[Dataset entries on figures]
○ ○ ○
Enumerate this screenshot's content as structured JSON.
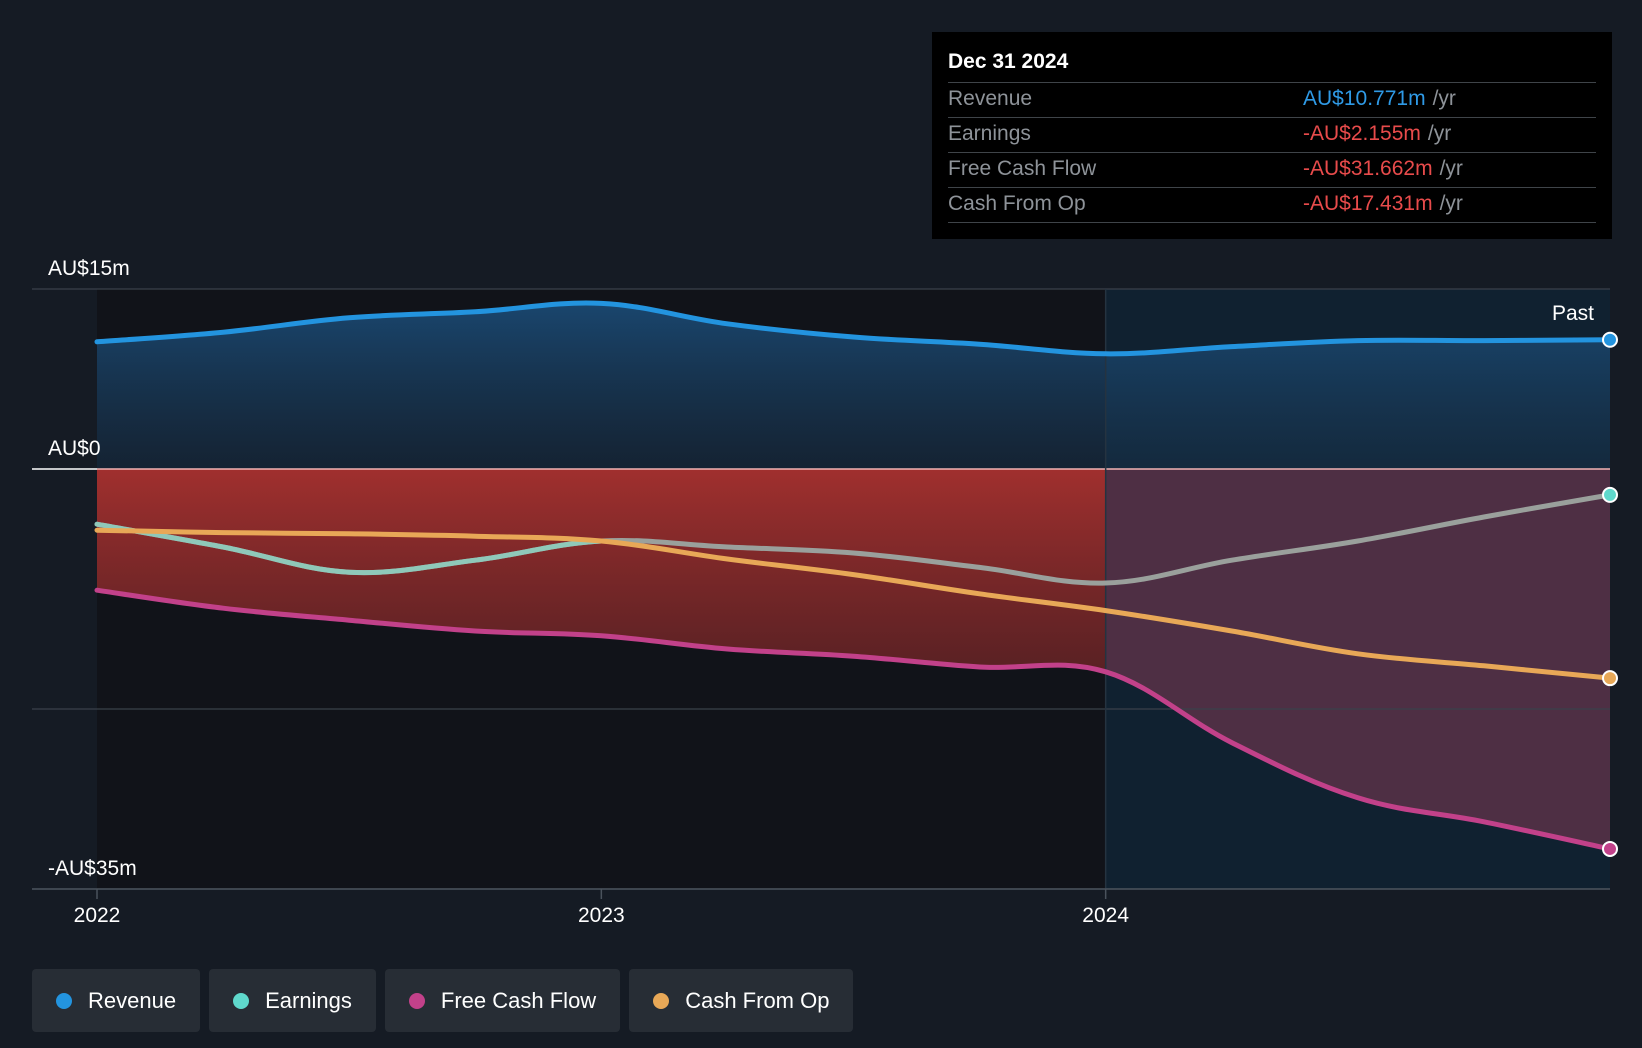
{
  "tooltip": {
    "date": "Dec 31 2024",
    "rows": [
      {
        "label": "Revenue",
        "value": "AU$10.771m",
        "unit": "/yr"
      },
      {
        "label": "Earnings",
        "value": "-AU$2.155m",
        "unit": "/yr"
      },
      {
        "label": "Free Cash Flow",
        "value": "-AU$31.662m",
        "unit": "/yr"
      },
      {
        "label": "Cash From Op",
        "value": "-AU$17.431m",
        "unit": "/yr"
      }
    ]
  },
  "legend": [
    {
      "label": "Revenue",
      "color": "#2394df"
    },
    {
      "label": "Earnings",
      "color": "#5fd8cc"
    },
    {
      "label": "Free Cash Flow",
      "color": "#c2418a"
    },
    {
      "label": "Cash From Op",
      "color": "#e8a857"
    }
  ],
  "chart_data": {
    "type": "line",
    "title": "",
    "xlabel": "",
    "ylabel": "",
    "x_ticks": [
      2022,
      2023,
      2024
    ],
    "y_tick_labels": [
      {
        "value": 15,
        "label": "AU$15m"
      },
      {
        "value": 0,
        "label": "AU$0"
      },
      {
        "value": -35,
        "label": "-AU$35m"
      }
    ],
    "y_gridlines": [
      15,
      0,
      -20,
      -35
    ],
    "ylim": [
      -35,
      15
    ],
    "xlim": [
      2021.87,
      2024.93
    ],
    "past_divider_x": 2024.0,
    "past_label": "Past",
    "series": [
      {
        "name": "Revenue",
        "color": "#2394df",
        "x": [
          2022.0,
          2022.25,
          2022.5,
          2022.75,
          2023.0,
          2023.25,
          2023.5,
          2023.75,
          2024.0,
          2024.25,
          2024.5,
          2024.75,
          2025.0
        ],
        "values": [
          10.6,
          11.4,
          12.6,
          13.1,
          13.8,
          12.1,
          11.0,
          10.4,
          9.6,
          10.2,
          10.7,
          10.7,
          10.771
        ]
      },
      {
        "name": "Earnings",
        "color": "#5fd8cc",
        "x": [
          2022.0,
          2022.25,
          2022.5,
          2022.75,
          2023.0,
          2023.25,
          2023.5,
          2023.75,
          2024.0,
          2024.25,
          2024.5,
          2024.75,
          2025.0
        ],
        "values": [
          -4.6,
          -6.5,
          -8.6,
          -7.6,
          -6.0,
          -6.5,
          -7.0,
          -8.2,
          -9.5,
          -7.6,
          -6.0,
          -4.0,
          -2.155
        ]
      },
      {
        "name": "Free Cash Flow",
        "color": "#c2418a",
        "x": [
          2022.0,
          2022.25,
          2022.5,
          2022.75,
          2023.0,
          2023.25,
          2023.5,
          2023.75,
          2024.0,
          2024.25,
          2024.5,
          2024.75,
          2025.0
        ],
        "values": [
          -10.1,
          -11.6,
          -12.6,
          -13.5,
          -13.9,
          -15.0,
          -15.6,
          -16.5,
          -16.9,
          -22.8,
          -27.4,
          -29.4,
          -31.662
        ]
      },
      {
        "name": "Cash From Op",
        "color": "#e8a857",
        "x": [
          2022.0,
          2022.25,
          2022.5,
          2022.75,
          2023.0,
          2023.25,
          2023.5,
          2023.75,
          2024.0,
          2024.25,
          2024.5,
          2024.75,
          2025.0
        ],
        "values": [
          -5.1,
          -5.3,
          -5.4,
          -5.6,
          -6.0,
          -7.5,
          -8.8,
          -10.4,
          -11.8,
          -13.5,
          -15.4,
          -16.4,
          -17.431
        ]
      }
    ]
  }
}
○ ○ ○
REQUIRED WORK - In the material above, find each line that contains the word "Flow", and select it.

FULL ANSWER -
        "label": "Free Cash Flow",
      "label": "Free Cash Flow",
        "name": "Free Cash Flow",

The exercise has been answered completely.